→ **AIM OF THE EXERCISE**
Reproduce the complete listing without any deviation.

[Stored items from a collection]
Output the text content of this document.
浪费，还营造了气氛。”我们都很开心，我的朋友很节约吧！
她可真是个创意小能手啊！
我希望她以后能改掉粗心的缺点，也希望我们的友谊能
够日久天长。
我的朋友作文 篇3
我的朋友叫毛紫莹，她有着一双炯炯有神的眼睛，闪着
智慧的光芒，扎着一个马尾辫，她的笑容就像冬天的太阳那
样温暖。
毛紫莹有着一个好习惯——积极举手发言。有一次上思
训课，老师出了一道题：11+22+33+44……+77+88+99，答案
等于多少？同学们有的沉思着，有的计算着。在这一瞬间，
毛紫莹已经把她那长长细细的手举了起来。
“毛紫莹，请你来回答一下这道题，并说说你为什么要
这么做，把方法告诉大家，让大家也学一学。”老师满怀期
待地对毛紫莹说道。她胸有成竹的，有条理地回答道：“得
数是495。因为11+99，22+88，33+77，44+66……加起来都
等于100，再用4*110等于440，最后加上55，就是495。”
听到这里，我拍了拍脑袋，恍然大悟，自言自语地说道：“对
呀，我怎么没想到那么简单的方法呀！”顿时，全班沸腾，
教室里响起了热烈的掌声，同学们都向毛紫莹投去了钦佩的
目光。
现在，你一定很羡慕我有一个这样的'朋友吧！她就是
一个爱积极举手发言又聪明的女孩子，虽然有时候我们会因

→ **PROBLEM SOLUTION**
Output the text content of this document.
浪费，还营造了气氛。”我们都很开心，我的朋友很节约吧！
她可真是个创意小能手啊！
我希望她以后能改掉粗心的缺点，也希望我们的友谊能
够日久天长。
我的朋友作文 篇3
我的朋友叫毛紫莹，她有着一双炯炯有神的眼睛，闪着
智慧的光芒，扎着一个马尾辫，她的笑容就像冬天的太阳那
样温暖。
毛紫莹有着一个好习惯——积极举手发言。有一次上思
训课，老师出了一道题：11+22+33+44……+77+88+99，答案
等于多少？同学们有的沉思着，有的计算着。在这一瞬间，
毛紫莹已经把她那长长细细的手举了起来。
“毛紫莹，请你来回答一下这道题，并说说你为什么要
这么做，把方法告诉大家，让大家也学一学。”老师满怀期
待地对毛紫莹说道。她胸有成竹的，有条理地回答道：“得
数是495。因为11+99，22+88，33+77，44+66……加起来都
等于100，再用4*110等于440，最后加上55，就是495。”
听到这里，我拍了拍脑袋，恍然大悟，自言自语地说道：“对
呀，我怎么没想到那么简单的方法呀！”顿时，全班沸腾，
教室里响起了热烈的掌声，同学们都向毛紫莹投去了钦佩的
目光。
现在，你一定很羡慕我有一个这样的'朋友吧！她就是
一个爱积极举手发言又聪明的女孩子，虽然有时候我们会因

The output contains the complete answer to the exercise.